#### Stated exercise:
Pick every line from the data that holds the word "subtitle".

-- Begin --

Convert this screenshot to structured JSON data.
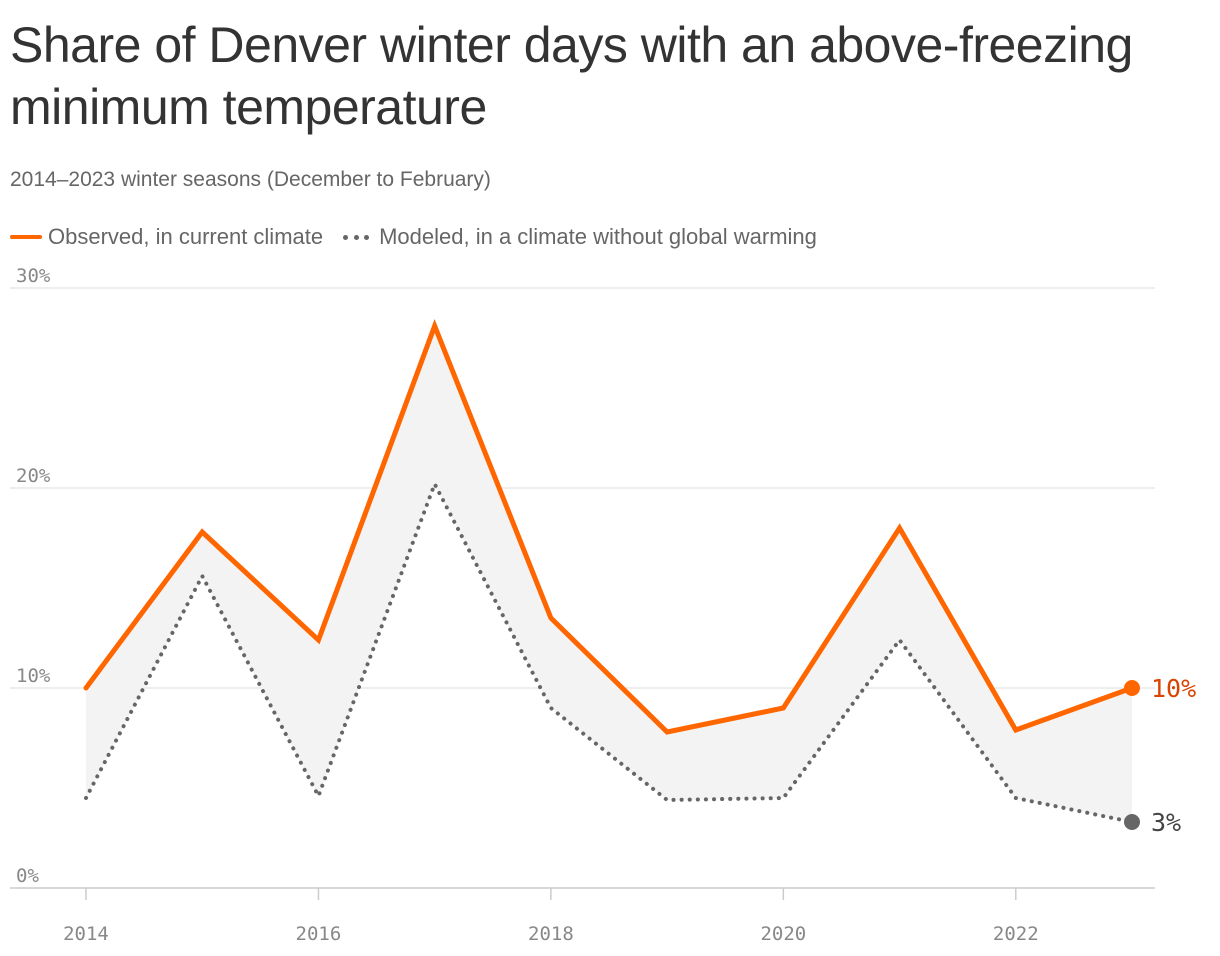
{
  "header": {
    "title": "Share of Denver winter days with an above-freezing minimum temperature",
    "subtitle": "2014–2023 winter seasons (December to February)"
  },
  "legend": {
    "items": [
      {
        "label": "Observed, in current climate",
        "style": "solid",
        "color": "#ff6600"
      },
      {
        "label": "Modeled, in a climate without global warming",
        "style": "dotted",
        "color": "#666666"
      }
    ]
  },
  "colors": {
    "observed": "#ff6600",
    "observed_label": "#d94400",
    "modeled": "#666666",
    "gap_fill": "#f3f3f3",
    "grid": "#dddddd",
    "axis": "#cccccc"
  },
  "chart_data": {
    "type": "line",
    "title": "Share of Denver winter days with an above-freezing minimum temperature",
    "subtitle": "2014–2023 winter seasons (December to February)",
    "x": [
      2014,
      2015,
      2016,
      2017,
      2018,
      2019,
      2020,
      2021,
      2022,
      2023
    ],
    "series": [
      {
        "name": "Observed, in current climate",
        "style": "solid",
        "color": "#ff6600",
        "values": [
          10.0,
          17.8,
          12.4,
          28.1,
          13.5,
          7.8,
          9.0,
          18.0,
          7.9,
          10.0
        ]
      },
      {
        "name": "Modeled, in a climate without global warming",
        "style": "dotted",
        "color": "#666666",
        "values": [
          4.5,
          15.6,
          4.6,
          20.2,
          9.0,
          4.4,
          4.5,
          12.4,
          4.5,
          3.3
        ]
      }
    ],
    "end_labels": [
      "10%",
      "3%"
    ],
    "ylim": [
      0,
      30
    ],
    "yticks": [
      0,
      10,
      20,
      30
    ],
    "ytick_labels": [
      "0%",
      "10%",
      "20%",
      "30%"
    ],
    "xlim": [
      2014,
      2023
    ],
    "xticks": [
      2014,
      2016,
      2018,
      2020,
      2022
    ],
    "xtick_labels": [
      "2014",
      "2016",
      "2018",
      "2020",
      "2022"
    ],
    "grid": true,
    "legend_position": "top-left",
    "shaded_gap_between_series": true
  }
}
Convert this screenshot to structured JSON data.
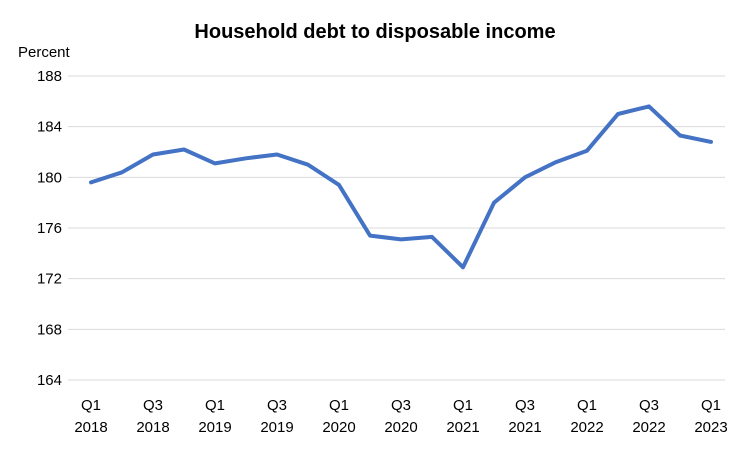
{
  "chart_data": {
    "type": "line",
    "title": "Household debt to disposable income",
    "ylabel": "Percent",
    "xlabel": "",
    "ylim": [
      164,
      188
    ],
    "yticks": [
      164,
      168,
      172,
      176,
      180,
      184,
      188
    ],
    "grid": true,
    "legend": "none",
    "line_color": "#4472c4",
    "categories": [
      "2018Q1",
      "2018Q2",
      "2018Q3",
      "2018Q4",
      "2019Q1",
      "2019Q2",
      "2019Q3",
      "2019Q4",
      "2020Q1",
      "2020Q2",
      "2020Q3",
      "2020Q4",
      "2021Q1",
      "2021Q2",
      "2021Q3",
      "2021Q4",
      "2022Q1",
      "2022Q2",
      "2022Q3",
      "2022Q4",
      "2023Q1"
    ],
    "x_tick_labels": [
      {
        "index": 0,
        "quarter": "Q1",
        "year": "2018"
      },
      {
        "index": 2,
        "quarter": "Q3",
        "year": "2018"
      },
      {
        "index": 4,
        "quarter": "Q1",
        "year": "2019"
      },
      {
        "index": 6,
        "quarter": "Q3",
        "year": "2019"
      },
      {
        "index": 8,
        "quarter": "Q1",
        "year": "2020"
      },
      {
        "index": 10,
        "quarter": "Q3",
        "year": "2020"
      },
      {
        "index": 12,
        "quarter": "Q1",
        "year": "2021"
      },
      {
        "index": 14,
        "quarter": "Q3",
        "year": "2021"
      },
      {
        "index": 16,
        "quarter": "Q1",
        "year": "2022"
      },
      {
        "index": 18,
        "quarter": "Q3",
        "year": "2022"
      },
      {
        "index": 20,
        "quarter": "Q1",
        "year": "2023"
      }
    ],
    "series": [
      {
        "values": [
          179.6,
          180.4,
          181.8,
          182.2,
          181.1,
          181.5,
          181.8,
          181.0,
          179.4,
          175.4,
          175.1,
          175.3,
          172.9,
          178.0,
          180.0,
          181.2,
          182.1,
          185.0,
          185.6,
          183.3,
          182.8
        ]
      }
    ]
  }
}
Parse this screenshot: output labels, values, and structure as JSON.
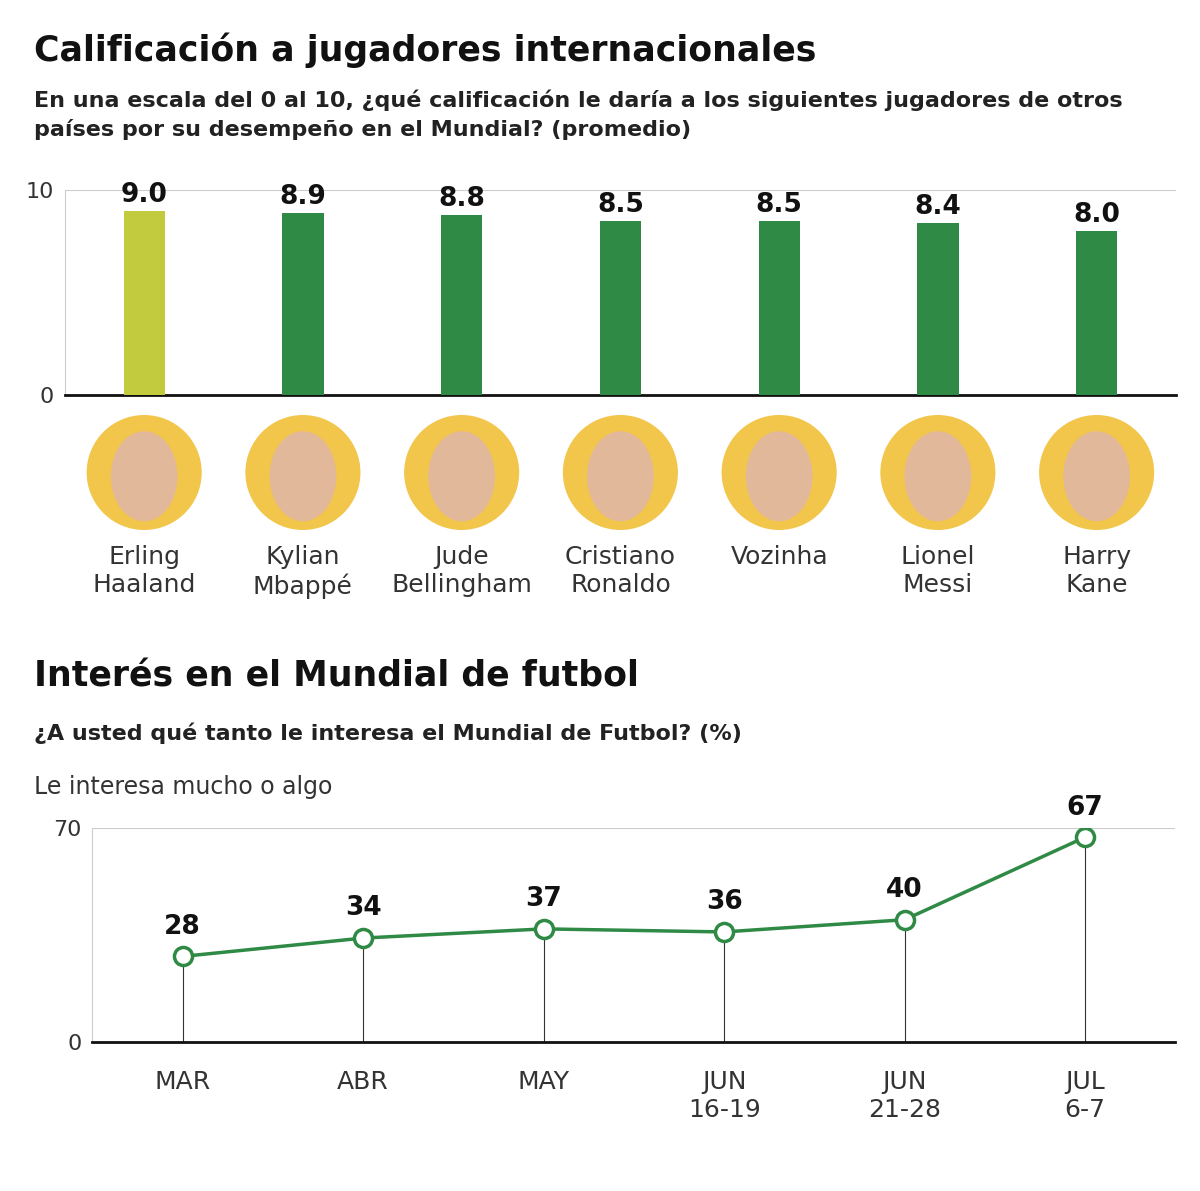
{
  "chart_data": [
    {
      "type": "bar",
      "title": "Calificación a jugadores internacionales",
      "subtitle": "En una escala del 0 al 10, ¿qué calificación le daría a los siguientes jugadores de otros países por su desempeño en el Mundial? (promedio)",
      "categories": [
        "Erling Haaland",
        "Kylian Mbappé",
        "Jude Bellingham",
        "Cristiano Ronaldo",
        "Vozinha",
        "Lionel Messi",
        "Harry Kane"
      ],
      "values": [
        9.0,
        8.9,
        8.8,
        8.5,
        8.5,
        8.4,
        8.0
      ],
      "value_labels": [
        "9.0",
        "8.9",
        "8.8",
        "8.5",
        "8.5",
        "8.4",
        "8.0"
      ],
      "colors": [
        "#c2cb3e",
        "#2f8a45",
        "#2f8a45",
        "#2f8a45",
        "#2f8a45",
        "#2f8a45",
        "#2f8a45"
      ],
      "ylim": [
        0,
        10
      ],
      "yticks": [
        0,
        10
      ],
      "grid": true,
      "data_labels": true
    },
    {
      "type": "line",
      "title": "Interés en el Mundial de futbol",
      "subtitle": "¿A usted qué tanto le interesa el Mundial de Futbol? (%)",
      "y_label": "Le interesa mucho o algo",
      "categories": [
        "MAR",
        "ABR",
        "MAY",
        "JUN 16-19",
        "JUN 21-28",
        "JUL 6-7"
      ],
      "values": [
        28,
        34,
        37,
        36,
        40,
        67
      ],
      "color": "#2f8a45",
      "marker": "o",
      "ylim": [
        0,
        70
      ],
      "yticks": [
        0,
        70
      ],
      "grid": true,
      "data_labels": true
    }
  ]
}
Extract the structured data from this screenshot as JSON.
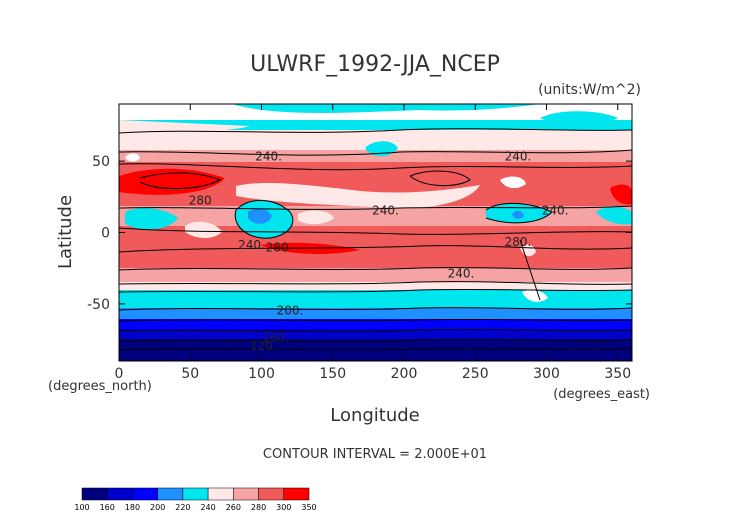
{
  "chart_data": {
    "type": "heatmap",
    "title": "ULWRF_1992-JJA_NCEP",
    "units_label": "(units:W/m^2)",
    "xlabel": "Longitude",
    "ylabel": "Latitude",
    "x_unit_label": "(degrees_east)",
    "y_unit_label": "(degrees_north)",
    "xlim": [
      0,
      360
    ],
    "ylim": [
      -90,
      90
    ],
    "x_ticks": [
      0,
      50,
      100,
      150,
      200,
      250,
      300,
      350
    ],
    "y_ticks": [
      -50,
      0,
      50
    ],
    "footer": "CONTOUR INTERVAL = 2.000E+01",
    "colorbar": {
      "levels": [
        "100",
        "160",
        "180",
        "200",
        "220",
        "240",
        "260",
        "280",
        "300",
        "350"
      ],
      "colors": [
        "#00007f",
        "#0000cc",
        "#0000ff",
        "#1e90ff",
        "#00e5ee",
        "#ffe8e8",
        "#f5a3a3",
        "#f05a5a",
        "#ff0000"
      ]
    },
    "contour_labels": [
      {
        "text": "240.",
        "lon": 105,
        "lat": 52
      },
      {
        "text": "240.",
        "lon": 280,
        "lat": 52
      },
      {
        "text": "280",
        "lon": 57,
        "lat": 21
      },
      {
        "text": "240.",
        "lon": 187,
        "lat": 14
      },
      {
        "text": "240.",
        "lon": 306,
        "lat": 14
      },
      {
        "text": "240.",
        "lon": 93,
        "lat": -10
      },
      {
        "text": "280",
        "lon": 111,
        "lat": -12
      },
      {
        "text": "280.",
        "lon": 280,
        "lat": -8
      },
      {
        "text": "240.",
        "lon": 240,
        "lat": -30
      },
      {
        "text": "200.",
        "lon": 120,
        "lat": -56
      },
      {
        "text": "160.",
        "lon": 110,
        "lat": -75
      },
      {
        "text": "120",
        "lon": 100,
        "lat": -81
      }
    ],
    "zonal_bands": [
      {
        "lat": [
          78,
          90
        ],
        "level": "white"
      },
      {
        "lat": [
          68,
          78
        ],
        "level": "220-240"
      },
      {
        "lat": [
          55,
          68
        ],
        "level": "240-260"
      },
      {
        "lat": [
          45,
          55
        ],
        "level": "260-280"
      },
      {
        "lat": [
          12,
          45
        ],
        "level": "280-300"
      },
      {
        "lat": [
          -2,
          12
        ],
        "level": "mixed convective minima 200-260"
      },
      {
        "lat": [
          -30,
          -2
        ],
        "level": "260-280"
      },
      {
        "lat": [
          -40,
          -30
        ],
        "level": "240-260"
      },
      {
        "lat": [
          -45,
          -40
        ],
        "level": "220-240"
      },
      {
        "lat": [
          -60,
          -45
        ],
        "level": "200-220"
      },
      {
        "lat": [
          -66,
          -60
        ],
        "level": "180-200"
      },
      {
        "lat": [
          -73,
          -66
        ],
        "level": "160-180"
      },
      {
        "lat": [
          -90,
          -73
        ],
        "level": "100-160"
      }
    ]
  }
}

-- End --

#### Written response:
    "subtitle": "2014–2023 winter seasons (December to February)"
    "subtitle": "2014–2023 winter seasons (December to February)",
      "subtitle": "En una escala del 0 al 10, ¿qué calificación le daría a los siguientes jugadores de otros países por su desempeño en el Mundial? (promedio)",
      "subtitle": "¿A usted qué tanto le interesa el Mundial de Futbol? (%)",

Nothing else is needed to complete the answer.